_Supplied records_
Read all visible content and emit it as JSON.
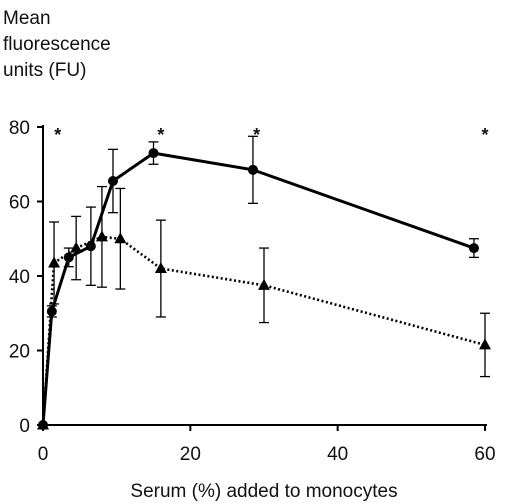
{
  "chart_data": {
    "type": "line",
    "ylabel_lines": [
      "Mean",
      "fluorescence",
      "units (FU)"
    ],
    "xlabel": "Serum (%) added to monocytes",
    "xlim": [
      0,
      60
    ],
    "ylim": [
      0,
      80
    ],
    "x_ticks": [
      0,
      20,
      40,
      60
    ],
    "y_ticks": [
      0,
      20,
      40,
      60,
      80
    ],
    "grid": false,
    "significance_marks": [
      {
        "x": 2,
        "label": "*"
      },
      {
        "x": 16,
        "label": "*"
      },
      {
        "x": 29,
        "label": "*"
      },
      {
        "x": 60,
        "label": "*"
      }
    ],
    "series": [
      {
        "marker": "circle",
        "line_style": "solid",
        "points": [
          {
            "x": 0,
            "y": 0,
            "err": 0
          },
          {
            "x": 1.2,
            "y": 30.5,
            "err": 1.5
          },
          {
            "x": 3.5,
            "y": 45,
            "err": 2.5
          },
          {
            "x": 6.5,
            "y": 48,
            "err": 10.5
          },
          {
            "x": 9.5,
            "y": 65.5,
            "err": 8.5
          },
          {
            "x": 15,
            "y": 73,
            "err": 3
          },
          {
            "x": 28.5,
            "y": 68.5,
            "err": 9
          },
          {
            "x": 58.5,
            "y": 47.5,
            "err": 2.5
          }
        ]
      },
      {
        "marker": "triangle",
        "line_style": "dotted",
        "points": [
          {
            "x": 0,
            "y": 0,
            "err": 0
          },
          {
            "x": 1.5,
            "y": 43.5,
            "err": 11
          },
          {
            "x": 4.5,
            "y": 47.5,
            "err": 8.5
          },
          {
            "x": 8,
            "y": 50.5,
            "err": 13.5
          },
          {
            "x": 10.5,
            "y": 50,
            "err": 13.5
          },
          {
            "x": 16,
            "y": 42,
            "err": 13
          },
          {
            "x": 30,
            "y": 37.5,
            "err": 10
          },
          {
            "x": 60,
            "y": 21.5,
            "err": 8.5
          }
        ]
      }
    ]
  }
}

_What you have to do_
Quote the material exactly. Pictures stay out.

_Exercise response_
Read all visible content and emit it as JSON.
{
  "chart_data": {
    "type": "line",
    "ylabel_lines": [
      "Mean",
      "fluorescence",
      "units (FU)"
    ],
    "xlabel": "Serum (%) added to monocytes",
    "xlim": [
      0,
      60
    ],
    "ylim": [
      0,
      80
    ],
    "x_ticks": [
      0,
      20,
      40,
      60
    ],
    "y_ticks": [
      0,
      20,
      40,
      60,
      80
    ],
    "grid": false,
    "significance_marks": [
      {
        "x": 2,
        "label": "*"
      },
      {
        "x": 16,
        "label": "*"
      },
      {
        "x": 29,
        "label": "*"
      },
      {
        "x": 60,
        "label": "*"
      }
    ],
    "series": [
      {
        "marker": "circle",
        "line_style": "solid",
        "points": [
          {
            "x": 0,
            "y": 0,
            "err": 0
          },
          {
            "x": 1.2,
            "y": 30.5,
            "err": 1.5
          },
          {
            "x": 3.5,
            "y": 45,
            "err": 2.5
          },
          {
            "x": 6.5,
            "y": 48,
            "err": 10.5
          },
          {
            "x": 9.5,
            "y": 65.5,
            "err": 8.5
          },
          {
            "x": 15,
            "y": 73,
            "err": 3
          },
          {
            "x": 28.5,
            "y": 68.5,
            "err": 9
          },
          {
            "x": 58.5,
            "y": 47.5,
            "err": 2.5
          }
        ]
      },
      {
        "marker": "triangle",
        "line_style": "dotted",
        "points": [
          {
            "x": 0,
            "y": 0,
            "err": 0
          },
          {
            "x": 1.5,
            "y": 43.5,
            "err": 11
          },
          {
            "x": 4.5,
            "y": 47.5,
            "err": 8.5
          },
          {
            "x": 8,
            "y": 50.5,
            "err": 13.5
          },
          {
            "x": 10.5,
            "y": 50,
            "err": 13.5
          },
          {
            "x": 16,
            "y": 42,
            "err": 13
          },
          {
            "x": 30,
            "y": 37.5,
            "err": 10
          },
          {
            "x": 60,
            "y": 21.5,
            "err": 8.5
          }
        ]
      }
    ]
  }
}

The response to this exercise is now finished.